• **Your task**
Locate the word "true" in the data below, then copy every line that holds it.

• **Given data**

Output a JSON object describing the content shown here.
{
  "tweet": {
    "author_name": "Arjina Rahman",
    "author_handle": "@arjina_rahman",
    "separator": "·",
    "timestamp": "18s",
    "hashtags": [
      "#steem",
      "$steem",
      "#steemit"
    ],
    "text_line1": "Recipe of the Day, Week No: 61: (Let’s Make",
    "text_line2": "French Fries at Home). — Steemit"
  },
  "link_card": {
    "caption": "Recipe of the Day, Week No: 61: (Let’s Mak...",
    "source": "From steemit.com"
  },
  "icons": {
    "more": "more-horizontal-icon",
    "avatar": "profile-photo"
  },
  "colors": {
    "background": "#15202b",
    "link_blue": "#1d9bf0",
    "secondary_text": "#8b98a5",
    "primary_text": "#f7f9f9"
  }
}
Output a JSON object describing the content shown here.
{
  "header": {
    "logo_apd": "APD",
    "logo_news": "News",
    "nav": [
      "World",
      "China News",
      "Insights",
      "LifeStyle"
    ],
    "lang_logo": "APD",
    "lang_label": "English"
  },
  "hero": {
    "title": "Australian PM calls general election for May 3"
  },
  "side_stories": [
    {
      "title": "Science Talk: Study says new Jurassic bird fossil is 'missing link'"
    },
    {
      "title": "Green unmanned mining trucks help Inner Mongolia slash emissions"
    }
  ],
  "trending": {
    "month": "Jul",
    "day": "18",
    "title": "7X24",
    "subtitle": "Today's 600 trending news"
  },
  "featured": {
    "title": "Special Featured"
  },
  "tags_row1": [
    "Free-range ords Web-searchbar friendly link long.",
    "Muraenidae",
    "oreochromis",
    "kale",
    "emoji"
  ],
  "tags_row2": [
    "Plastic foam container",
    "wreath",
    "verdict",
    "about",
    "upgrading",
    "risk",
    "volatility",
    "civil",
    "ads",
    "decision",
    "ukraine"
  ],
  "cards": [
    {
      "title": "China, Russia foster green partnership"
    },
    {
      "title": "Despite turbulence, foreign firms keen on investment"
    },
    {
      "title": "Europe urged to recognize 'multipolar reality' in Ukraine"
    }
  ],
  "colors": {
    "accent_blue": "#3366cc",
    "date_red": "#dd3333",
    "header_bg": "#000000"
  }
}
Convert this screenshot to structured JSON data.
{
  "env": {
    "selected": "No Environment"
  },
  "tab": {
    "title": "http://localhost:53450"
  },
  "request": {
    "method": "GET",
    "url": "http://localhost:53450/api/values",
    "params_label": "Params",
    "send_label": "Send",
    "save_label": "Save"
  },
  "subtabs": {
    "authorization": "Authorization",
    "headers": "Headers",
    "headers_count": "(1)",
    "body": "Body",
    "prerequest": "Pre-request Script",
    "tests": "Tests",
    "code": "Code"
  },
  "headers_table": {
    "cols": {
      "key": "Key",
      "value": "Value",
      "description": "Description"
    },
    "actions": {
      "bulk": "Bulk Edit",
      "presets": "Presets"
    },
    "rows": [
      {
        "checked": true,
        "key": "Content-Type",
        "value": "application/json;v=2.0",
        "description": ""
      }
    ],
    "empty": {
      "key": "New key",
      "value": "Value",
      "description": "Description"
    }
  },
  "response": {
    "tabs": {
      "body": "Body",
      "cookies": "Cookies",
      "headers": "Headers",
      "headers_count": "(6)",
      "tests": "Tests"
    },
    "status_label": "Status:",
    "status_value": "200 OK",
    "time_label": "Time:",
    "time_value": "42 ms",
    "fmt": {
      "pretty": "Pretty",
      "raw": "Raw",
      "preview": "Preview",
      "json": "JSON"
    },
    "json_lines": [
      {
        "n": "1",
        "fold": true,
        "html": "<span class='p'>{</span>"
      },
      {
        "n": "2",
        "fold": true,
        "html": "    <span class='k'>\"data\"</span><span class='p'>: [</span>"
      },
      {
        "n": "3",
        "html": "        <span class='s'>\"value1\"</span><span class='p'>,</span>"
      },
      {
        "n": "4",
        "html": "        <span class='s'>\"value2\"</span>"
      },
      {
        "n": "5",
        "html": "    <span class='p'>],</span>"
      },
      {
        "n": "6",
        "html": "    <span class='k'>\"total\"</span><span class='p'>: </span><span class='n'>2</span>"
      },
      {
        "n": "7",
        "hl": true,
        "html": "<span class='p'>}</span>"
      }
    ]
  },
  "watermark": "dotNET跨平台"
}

• **Written solution**
        "checked": true,
        "fold": true,
        "fold": true,
        "hl": true,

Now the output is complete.